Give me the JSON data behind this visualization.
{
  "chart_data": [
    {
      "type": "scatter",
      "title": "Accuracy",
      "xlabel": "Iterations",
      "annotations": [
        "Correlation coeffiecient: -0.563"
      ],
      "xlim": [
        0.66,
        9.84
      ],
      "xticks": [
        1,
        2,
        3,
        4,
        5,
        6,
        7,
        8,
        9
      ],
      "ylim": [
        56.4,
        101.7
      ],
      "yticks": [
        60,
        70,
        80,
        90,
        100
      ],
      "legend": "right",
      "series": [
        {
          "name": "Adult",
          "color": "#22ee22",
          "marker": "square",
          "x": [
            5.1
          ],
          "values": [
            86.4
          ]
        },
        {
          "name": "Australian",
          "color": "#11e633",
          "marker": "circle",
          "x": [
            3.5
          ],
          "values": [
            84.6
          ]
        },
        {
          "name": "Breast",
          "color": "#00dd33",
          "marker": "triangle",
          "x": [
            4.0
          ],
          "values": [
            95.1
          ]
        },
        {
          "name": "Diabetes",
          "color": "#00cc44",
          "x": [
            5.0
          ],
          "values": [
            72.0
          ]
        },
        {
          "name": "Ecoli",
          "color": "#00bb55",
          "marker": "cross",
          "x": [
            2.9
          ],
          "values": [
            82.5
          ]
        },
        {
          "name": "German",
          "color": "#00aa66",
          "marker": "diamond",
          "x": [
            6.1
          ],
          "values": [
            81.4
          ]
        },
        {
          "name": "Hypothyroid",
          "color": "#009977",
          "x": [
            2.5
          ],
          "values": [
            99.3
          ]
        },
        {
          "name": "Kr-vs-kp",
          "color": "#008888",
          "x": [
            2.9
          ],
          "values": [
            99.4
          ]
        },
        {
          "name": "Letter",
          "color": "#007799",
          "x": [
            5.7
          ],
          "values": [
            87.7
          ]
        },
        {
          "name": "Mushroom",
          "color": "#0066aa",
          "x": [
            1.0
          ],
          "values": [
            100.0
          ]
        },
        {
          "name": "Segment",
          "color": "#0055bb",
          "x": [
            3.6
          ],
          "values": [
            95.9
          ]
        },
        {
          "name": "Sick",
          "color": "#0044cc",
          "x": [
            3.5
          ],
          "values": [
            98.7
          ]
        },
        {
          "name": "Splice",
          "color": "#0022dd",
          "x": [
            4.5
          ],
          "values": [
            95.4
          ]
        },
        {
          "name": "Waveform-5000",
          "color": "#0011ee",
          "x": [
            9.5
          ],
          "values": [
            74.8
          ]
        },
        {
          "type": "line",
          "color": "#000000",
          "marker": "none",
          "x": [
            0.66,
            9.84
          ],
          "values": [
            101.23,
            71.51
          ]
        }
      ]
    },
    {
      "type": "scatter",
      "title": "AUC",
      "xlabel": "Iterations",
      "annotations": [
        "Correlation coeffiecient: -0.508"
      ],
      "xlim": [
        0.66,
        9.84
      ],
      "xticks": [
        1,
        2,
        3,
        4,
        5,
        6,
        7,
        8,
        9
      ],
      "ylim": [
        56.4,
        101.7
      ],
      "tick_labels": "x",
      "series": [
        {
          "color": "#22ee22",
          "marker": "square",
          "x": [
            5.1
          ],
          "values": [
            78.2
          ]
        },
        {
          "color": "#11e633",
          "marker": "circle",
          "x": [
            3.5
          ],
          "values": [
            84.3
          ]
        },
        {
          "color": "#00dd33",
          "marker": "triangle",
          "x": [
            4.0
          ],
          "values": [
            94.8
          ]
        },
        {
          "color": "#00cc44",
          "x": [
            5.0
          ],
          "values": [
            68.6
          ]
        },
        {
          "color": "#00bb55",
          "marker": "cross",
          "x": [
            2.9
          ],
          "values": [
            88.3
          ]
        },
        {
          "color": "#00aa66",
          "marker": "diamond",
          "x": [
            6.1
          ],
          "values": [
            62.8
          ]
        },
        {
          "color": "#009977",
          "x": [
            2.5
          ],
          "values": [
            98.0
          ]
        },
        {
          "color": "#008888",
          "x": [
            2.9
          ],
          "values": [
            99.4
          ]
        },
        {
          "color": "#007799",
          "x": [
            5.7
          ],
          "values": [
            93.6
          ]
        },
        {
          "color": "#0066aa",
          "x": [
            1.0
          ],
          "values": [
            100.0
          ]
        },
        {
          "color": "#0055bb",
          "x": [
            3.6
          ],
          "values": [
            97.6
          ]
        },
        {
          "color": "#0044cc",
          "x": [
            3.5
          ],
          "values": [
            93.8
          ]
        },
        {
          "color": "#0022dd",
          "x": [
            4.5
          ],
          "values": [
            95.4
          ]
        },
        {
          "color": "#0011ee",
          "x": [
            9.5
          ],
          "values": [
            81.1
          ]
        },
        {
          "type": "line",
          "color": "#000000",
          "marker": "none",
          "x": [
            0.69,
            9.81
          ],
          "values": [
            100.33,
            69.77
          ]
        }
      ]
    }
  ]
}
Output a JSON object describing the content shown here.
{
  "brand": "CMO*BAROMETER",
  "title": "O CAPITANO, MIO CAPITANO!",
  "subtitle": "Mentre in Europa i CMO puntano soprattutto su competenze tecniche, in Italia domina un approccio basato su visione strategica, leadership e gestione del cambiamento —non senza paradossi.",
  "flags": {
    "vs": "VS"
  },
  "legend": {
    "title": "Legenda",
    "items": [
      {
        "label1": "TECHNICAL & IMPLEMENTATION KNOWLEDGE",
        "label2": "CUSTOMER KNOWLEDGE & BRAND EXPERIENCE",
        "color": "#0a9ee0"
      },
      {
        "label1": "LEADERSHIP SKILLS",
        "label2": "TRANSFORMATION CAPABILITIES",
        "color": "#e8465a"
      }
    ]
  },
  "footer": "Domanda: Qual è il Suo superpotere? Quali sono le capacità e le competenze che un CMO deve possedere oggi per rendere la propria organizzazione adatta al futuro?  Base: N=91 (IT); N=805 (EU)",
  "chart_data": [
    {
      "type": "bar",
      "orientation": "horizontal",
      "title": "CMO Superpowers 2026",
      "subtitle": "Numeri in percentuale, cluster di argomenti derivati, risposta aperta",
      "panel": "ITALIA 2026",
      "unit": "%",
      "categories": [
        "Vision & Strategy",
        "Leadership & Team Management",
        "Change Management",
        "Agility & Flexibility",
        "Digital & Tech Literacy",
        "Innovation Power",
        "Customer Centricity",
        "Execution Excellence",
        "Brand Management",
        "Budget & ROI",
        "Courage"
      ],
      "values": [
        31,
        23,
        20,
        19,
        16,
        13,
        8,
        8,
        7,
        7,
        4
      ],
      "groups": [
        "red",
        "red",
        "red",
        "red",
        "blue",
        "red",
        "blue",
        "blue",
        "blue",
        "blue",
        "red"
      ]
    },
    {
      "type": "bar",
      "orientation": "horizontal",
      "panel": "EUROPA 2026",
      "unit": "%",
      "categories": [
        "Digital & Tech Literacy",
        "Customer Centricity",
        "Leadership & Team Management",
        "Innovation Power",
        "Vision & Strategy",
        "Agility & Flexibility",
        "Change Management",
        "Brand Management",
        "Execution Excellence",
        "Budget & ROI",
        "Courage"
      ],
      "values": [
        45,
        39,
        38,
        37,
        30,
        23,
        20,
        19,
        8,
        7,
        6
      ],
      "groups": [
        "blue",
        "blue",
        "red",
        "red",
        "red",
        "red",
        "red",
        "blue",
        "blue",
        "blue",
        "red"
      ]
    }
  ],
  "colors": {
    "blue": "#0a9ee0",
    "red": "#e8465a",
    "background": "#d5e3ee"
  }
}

*Aim of the exercise:*
Copy out every line from the records that has the word "JSON".

*Answer to the task:*
Give me the JSON data behind this visualization.
Output a JSON object describing the content shown here.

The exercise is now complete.